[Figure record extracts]

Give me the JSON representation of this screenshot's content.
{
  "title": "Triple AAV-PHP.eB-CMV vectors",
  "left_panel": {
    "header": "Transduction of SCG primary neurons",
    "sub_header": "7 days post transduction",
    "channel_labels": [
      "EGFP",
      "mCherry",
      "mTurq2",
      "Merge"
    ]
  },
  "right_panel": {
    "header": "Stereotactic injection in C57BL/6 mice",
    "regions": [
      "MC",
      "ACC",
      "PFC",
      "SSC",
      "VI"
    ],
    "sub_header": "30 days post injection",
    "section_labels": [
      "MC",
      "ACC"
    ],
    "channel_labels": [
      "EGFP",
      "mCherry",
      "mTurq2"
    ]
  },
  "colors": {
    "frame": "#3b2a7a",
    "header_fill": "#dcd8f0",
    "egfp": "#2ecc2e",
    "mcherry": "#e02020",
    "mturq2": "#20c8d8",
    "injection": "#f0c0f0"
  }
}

---

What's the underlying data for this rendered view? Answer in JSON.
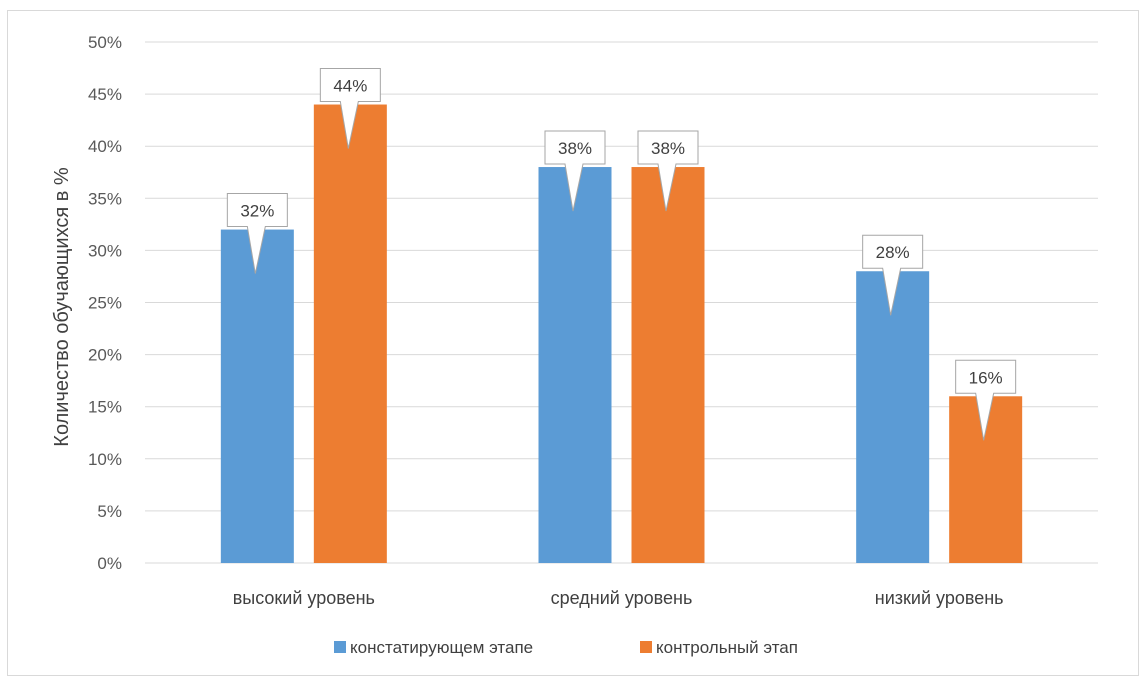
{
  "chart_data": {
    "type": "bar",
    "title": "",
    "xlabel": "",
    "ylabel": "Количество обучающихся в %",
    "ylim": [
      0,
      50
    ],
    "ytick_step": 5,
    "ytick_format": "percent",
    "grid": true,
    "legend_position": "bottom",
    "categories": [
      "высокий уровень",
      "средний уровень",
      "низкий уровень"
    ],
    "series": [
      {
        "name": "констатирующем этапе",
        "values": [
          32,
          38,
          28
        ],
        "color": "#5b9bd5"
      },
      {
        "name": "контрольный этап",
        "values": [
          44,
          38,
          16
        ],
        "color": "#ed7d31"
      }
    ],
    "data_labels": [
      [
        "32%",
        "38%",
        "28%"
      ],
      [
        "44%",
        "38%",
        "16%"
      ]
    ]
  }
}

* * *

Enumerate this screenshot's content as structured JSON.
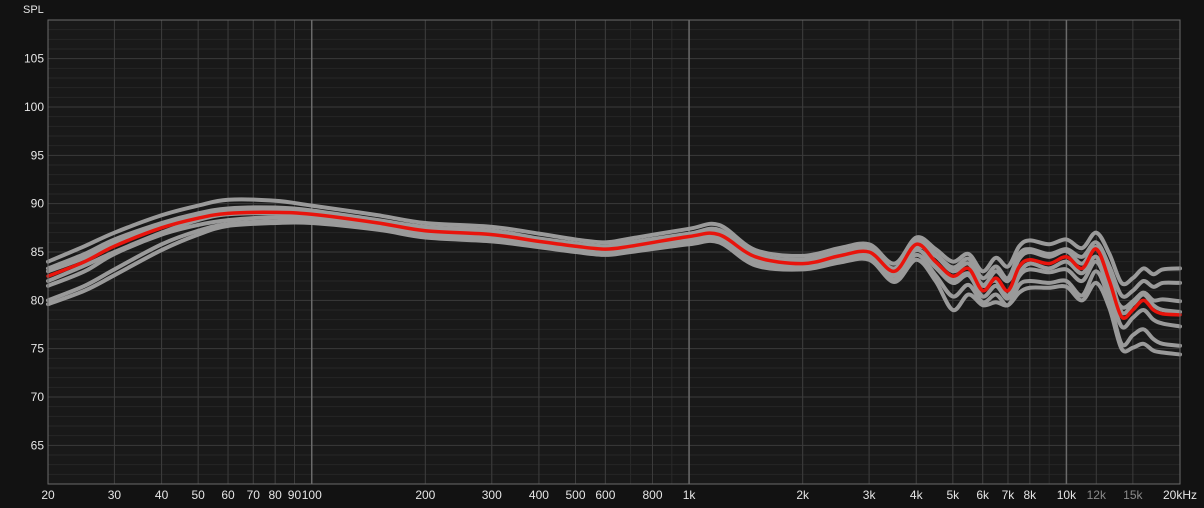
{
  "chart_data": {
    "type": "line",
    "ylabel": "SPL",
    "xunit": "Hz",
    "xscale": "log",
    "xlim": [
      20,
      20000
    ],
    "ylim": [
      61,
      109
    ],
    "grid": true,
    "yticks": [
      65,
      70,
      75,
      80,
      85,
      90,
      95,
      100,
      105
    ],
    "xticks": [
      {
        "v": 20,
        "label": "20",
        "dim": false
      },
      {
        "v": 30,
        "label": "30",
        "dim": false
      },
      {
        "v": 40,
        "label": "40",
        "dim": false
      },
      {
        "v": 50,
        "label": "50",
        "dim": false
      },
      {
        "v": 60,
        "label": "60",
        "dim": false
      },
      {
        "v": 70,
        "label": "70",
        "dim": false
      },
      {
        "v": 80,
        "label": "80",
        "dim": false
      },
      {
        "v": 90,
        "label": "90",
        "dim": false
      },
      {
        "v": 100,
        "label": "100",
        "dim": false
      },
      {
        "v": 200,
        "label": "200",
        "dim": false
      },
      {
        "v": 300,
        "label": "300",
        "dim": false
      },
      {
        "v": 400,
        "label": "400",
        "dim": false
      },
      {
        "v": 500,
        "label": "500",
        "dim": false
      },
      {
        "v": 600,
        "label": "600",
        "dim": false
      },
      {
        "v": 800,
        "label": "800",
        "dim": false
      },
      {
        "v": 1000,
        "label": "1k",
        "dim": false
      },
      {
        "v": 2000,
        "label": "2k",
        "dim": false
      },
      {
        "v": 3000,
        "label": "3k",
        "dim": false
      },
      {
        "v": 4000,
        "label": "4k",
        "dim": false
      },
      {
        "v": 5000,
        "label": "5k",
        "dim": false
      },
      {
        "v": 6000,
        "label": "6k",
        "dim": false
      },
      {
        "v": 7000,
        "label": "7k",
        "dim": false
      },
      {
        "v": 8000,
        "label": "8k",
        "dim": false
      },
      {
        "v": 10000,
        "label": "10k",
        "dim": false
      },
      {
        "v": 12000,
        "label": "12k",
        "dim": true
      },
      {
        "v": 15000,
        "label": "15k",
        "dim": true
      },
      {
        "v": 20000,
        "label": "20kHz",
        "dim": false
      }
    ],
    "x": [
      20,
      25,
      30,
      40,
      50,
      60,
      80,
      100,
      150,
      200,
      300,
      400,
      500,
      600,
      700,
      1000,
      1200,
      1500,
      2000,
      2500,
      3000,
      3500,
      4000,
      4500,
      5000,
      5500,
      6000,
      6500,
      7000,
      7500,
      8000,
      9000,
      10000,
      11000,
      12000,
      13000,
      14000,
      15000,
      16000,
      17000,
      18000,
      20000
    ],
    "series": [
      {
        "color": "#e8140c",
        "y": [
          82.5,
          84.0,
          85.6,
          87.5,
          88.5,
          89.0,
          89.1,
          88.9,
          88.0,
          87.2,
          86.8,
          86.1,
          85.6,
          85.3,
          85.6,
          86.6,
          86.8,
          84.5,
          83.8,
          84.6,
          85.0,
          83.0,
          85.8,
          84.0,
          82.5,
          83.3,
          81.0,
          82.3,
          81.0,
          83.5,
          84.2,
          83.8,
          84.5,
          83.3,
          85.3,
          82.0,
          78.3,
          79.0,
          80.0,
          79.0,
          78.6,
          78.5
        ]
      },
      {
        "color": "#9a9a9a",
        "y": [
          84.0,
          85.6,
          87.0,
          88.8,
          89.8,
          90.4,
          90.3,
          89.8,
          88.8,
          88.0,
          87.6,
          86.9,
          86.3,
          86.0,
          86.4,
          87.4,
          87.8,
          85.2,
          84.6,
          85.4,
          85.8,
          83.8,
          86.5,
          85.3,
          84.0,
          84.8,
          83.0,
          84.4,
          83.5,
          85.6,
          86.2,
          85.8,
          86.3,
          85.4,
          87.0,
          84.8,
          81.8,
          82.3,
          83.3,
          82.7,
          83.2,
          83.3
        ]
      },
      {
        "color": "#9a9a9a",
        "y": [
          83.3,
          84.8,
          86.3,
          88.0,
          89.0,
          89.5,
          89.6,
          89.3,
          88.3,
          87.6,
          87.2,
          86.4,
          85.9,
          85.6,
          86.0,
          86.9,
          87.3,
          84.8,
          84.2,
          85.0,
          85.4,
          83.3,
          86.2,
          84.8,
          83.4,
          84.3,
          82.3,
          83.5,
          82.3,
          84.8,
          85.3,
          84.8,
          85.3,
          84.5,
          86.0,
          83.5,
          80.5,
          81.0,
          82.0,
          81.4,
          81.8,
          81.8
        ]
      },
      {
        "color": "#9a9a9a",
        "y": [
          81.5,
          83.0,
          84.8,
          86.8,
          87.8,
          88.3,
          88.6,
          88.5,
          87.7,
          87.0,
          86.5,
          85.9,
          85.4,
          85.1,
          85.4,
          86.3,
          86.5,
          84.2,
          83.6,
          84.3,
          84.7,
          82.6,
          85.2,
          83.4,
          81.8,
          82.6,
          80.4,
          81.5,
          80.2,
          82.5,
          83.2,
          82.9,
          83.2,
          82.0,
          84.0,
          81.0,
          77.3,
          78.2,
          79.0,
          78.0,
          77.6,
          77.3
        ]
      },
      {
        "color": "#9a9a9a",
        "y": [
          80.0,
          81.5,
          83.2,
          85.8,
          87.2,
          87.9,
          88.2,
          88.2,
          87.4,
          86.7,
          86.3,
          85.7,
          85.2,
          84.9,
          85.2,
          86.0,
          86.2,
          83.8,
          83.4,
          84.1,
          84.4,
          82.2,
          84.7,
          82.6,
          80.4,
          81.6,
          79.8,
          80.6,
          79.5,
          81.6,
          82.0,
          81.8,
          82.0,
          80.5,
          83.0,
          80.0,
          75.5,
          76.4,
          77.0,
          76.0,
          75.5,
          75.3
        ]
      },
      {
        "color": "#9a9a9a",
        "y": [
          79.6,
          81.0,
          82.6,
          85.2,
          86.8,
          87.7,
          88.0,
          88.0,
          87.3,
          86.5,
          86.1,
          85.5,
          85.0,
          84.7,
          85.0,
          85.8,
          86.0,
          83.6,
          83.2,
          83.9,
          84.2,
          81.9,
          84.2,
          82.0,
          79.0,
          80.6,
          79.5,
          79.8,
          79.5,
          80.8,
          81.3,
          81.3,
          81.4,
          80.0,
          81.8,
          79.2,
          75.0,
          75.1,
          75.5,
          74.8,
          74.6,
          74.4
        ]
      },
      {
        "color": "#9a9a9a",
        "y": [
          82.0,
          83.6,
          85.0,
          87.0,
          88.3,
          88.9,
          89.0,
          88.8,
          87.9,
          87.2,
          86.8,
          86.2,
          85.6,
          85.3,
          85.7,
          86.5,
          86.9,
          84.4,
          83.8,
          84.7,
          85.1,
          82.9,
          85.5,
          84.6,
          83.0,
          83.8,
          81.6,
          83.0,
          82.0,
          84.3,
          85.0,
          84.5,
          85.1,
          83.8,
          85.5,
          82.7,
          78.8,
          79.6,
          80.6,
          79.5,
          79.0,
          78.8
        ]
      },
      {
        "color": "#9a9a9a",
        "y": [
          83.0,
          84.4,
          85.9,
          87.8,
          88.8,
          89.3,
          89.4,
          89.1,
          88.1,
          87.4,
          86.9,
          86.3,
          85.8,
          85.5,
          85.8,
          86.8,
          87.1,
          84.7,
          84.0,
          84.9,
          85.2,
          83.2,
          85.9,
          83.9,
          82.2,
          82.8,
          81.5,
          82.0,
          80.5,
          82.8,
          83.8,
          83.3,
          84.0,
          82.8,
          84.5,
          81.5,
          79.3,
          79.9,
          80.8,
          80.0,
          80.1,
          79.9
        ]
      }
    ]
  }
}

> _Exercise goal_
Check each line of the material above for "JSON" and say how many lines contain it, giving the number alone.

> _Expected answer_
3